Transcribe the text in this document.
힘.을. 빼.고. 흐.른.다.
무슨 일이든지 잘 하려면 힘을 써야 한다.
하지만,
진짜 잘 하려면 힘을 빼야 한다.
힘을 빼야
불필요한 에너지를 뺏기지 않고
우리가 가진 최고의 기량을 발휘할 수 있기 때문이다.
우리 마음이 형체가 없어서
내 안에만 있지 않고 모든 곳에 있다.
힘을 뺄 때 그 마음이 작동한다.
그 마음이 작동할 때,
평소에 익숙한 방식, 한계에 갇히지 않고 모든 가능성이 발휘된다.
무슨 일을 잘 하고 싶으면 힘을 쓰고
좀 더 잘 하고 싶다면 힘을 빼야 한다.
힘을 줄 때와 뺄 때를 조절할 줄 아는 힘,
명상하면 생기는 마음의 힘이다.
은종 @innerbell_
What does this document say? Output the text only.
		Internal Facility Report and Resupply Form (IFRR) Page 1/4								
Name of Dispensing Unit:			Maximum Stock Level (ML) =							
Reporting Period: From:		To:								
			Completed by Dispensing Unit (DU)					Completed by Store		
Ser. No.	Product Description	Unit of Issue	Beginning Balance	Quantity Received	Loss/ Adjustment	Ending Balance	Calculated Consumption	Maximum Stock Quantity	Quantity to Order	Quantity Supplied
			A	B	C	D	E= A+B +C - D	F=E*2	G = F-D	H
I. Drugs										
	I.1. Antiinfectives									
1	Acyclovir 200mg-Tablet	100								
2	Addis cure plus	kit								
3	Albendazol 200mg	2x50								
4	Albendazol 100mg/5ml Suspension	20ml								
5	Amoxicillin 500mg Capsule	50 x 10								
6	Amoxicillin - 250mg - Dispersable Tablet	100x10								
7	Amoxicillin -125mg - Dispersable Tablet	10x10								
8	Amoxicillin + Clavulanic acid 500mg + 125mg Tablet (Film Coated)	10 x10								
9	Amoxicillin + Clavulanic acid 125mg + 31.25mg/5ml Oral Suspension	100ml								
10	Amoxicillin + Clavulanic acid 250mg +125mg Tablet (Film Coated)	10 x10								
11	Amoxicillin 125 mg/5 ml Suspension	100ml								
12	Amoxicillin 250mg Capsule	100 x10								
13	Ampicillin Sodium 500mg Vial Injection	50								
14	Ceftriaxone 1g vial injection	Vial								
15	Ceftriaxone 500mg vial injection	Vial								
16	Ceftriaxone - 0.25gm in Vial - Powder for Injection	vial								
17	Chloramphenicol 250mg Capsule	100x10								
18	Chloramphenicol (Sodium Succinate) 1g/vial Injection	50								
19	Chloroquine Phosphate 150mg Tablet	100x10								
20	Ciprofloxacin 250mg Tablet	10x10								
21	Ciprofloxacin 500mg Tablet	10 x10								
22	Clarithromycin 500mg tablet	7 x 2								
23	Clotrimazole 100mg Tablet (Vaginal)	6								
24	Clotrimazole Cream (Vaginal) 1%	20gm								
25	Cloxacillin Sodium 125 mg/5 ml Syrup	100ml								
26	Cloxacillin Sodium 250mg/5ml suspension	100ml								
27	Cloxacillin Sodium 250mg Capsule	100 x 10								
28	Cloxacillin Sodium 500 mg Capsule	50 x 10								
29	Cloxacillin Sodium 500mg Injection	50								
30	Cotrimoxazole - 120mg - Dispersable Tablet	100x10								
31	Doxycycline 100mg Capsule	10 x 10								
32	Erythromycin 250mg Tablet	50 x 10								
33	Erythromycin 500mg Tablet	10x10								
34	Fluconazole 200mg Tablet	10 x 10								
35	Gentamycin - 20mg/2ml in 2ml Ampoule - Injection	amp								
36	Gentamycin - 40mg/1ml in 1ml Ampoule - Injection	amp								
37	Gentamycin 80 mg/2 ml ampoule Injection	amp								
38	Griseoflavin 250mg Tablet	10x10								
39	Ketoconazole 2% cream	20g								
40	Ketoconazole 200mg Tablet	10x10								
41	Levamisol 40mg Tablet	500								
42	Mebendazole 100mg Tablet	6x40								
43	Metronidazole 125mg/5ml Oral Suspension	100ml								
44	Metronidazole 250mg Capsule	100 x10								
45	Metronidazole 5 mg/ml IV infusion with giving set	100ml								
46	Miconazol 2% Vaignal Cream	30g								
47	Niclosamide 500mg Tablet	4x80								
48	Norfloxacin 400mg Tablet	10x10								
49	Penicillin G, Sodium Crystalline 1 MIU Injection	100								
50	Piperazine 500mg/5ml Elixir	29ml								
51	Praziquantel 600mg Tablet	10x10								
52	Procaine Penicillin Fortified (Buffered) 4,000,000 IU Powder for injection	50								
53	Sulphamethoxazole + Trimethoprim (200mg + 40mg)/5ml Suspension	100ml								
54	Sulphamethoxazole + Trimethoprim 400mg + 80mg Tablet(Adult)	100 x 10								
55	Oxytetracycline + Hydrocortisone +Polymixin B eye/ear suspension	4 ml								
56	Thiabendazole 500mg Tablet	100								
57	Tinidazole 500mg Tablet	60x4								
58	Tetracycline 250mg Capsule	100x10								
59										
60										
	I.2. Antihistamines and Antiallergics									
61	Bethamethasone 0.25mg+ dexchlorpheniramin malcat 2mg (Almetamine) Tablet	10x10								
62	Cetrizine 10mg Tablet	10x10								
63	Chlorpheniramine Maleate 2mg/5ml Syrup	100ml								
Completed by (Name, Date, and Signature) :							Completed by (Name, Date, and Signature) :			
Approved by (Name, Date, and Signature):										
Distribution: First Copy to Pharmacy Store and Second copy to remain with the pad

★ ★ ★ ★

## REQUIRED TASK
Every record should be given again exactly.

## SOLUTION
Transcribe the text in this document.
힘.을. 빼.고. 흐.른.다.
무슨 일이든지 잘 하려면 힘을 써야 한다.
하지만,
진짜 잘 하려면 힘을 빼야 한다.
힘을 빼야
불필요한 에너지를 뺏기지 않고
우리가 가진 최고의 기량을 발휘할 수 있기 때문이다.
우리 마음이 형체가 없어서
내 안에만 있지 않고 모든 곳에 있다.
힘을 뺄 때 그 마음이 작동한다.
그 마음이 작동할 때,
평소에 익숙한 방식, 한계에 갇히지 않고 모든 가능성이 발휘된다.
무슨 일을 잘 하고 싶으면 힘을 쓰고
좀 더 잘 하고 싶다면 힘을 빼야 한다.
힘을 줄 때와 뺄 때를 조절할 줄 아는 힘,
명상하면 생기는 마음의 힘이다.
은종 @innerbell_
What does this document say? Output the text only.
		Internal Facility Report and Resupply Form (IFRR) Page 1/4								
Name of Dispensing Unit:			Maximum Stock Level (ML) =							
Reporting Period: From:		To:								
			Completed by Dispensing Unit (DU)					Completed by Store		
Ser. No.	Product Description	Unit of Issue	Beginning Balance	Quantity Received	Loss/ Adjustment	Ending Balance	Calculated Consumption	Maximum Stock Quantity	Quantity to Order	Quantity Supplied
			A	B	C	D	E= A+B +C - D	F=E*2	G = F-D	H
I. Drugs										
	I.1. Antiinfectives									
1	Acyclovir 200mg-Tablet	100								
2	Addis cure plus	kit								
3	Albendazol 200mg	2x50								
4	Albendazol 100mg/5ml Suspension	20ml								
5	Amoxicillin 500mg Capsule	50 x 10								
6	Amoxicillin - 250mg - Dispersable Tablet	100x10								
7	Amoxicillin -125mg - Dispersable Tablet	10x10								
8	Amoxicillin + Clavulanic acid 500mg + 125mg Tablet (Film Coated)	10 x10								
9	Amoxicillin + Clavulanic acid 125mg + 31.25mg/5ml Oral Suspension	100ml								
10	Amoxicillin + Clavulanic acid 250mg +125mg Tablet (Film Coated)	10 x10								
11	Amoxicillin 125 mg/5 ml Suspension	100ml								
12	Amoxicillin 250mg Capsule	100 x10								
13	Ampicillin Sodium 500mg Vial Injection	50								
14	Ceftriaxone 1g vial injection	Vial								
15	Ceftriaxone 500mg vial injection	Vial								
16	Ceftriaxone - 0.25gm in Vial - Powder for Injection	vial								
17	Chloramphenicol 250mg Capsule	100x10								
18	Chloramphenicol (Sodium Succinate) 1g/vial Injection	50								
19	Chloroquine Phosphate 150mg Tablet	100x10								
20	Ciprofloxacin 250mg Tablet	10x10								
21	Ciprofloxacin 500mg Tablet	10 x10								
22	Clarithromycin 500mg tablet	7 x 2								
23	Clotrimazole 100mg Tablet (Vaginal)	6								
24	Clotrimazole Cream (Vaginal) 1%	20gm								
25	Cloxacillin Sodium 125 mg/5 ml Syrup	100ml								
26	Cloxacillin Sodium 250mg/5ml suspension	100ml								
27	Cloxacillin Sodium 250mg Capsule	100 x 10								
28	Cloxacillin Sodium 500 mg Capsule	50 x 10								
29	Cloxacillin Sodium 500mg Injection	50								
30	Cotrimoxazole - 120mg - Dispersable Tablet	100x10								
31	Doxycycline 100mg Capsule	10 x 10								
32	Erythromycin 250mg Tablet	50 x 10								
33	Erythromycin 500mg Tablet	10x10								
34	Fluconazole 200mg Tablet	10 x 10								
35	Gentamycin - 20mg/2ml in 2ml Ampoule - Injection	amp								
36	Gentamycin - 40mg/1ml in 1ml Ampoule - Injection	amp								
37	Gentamycin 80 mg/2 ml ampoule Injection	amp								
38	Griseoflavin 250mg Tablet	10x10								
39	Ketoconazole 2% cream	20g								
40	Ketoconazole 200mg Tablet	10x10								
41	Levamisol 40mg Tablet	500								
42	Mebendazole 100mg Tablet	6x40								
43	Metronidazole 125mg/5ml Oral Suspension	100ml								
44	Metronidazole 250mg Capsule	100 x10								
45	Metronidazole 5 mg/ml IV infusion with giving set	100ml								
46	Miconazol 2% Vaignal Cream	30g								
47	Niclosamide 500mg Tablet	4x80								
48	Norfloxacin 400mg Tablet	10x10								
49	Penicillin G, Sodium Crystalline 1 MIU Injection	100								
50	Piperazine 500mg/5ml Elixir	29ml								
51	Praziquantel 600mg Tablet	10x10								
52	Procaine Penicillin Fortified (Buffered) 4,000,000 IU Powder for injection	50								
53	Sulphamethoxazole + Trimethoprim (200mg + 40mg)/5ml Suspension	100ml								
54	Sulphamethoxazole + Trimethoprim 400mg + 80mg Tablet(Adult)	100 x 10								
55	Oxytetracycline + Hydrocortisone +Polymixin B eye/ear suspension	4 ml								
56	Thiabendazole 500mg Tablet	100								
57	Tinidazole 500mg Tablet	60x4								
58	Tetracycline 250mg Capsule	100x10								
59										
60										
	I.2. Antihistamines and Antiallergics									
61	Bethamethasone 0.25mg+ dexchlorpheniramin malcat 2mg (Almetamine) Tablet	10x10								
62	Cetrizine 10mg Tablet	10x10								
63	Chlorpheniramine Maleate 2mg/5ml Syrup	100ml								
Completed by (Name, Date, and Signature) :							Completed by (Name, Date, and Signature) :			
Approved by (Name, Date, and Signature):										
Distribution: First Copy to Pharmacy Store and Second copy to remain with the pad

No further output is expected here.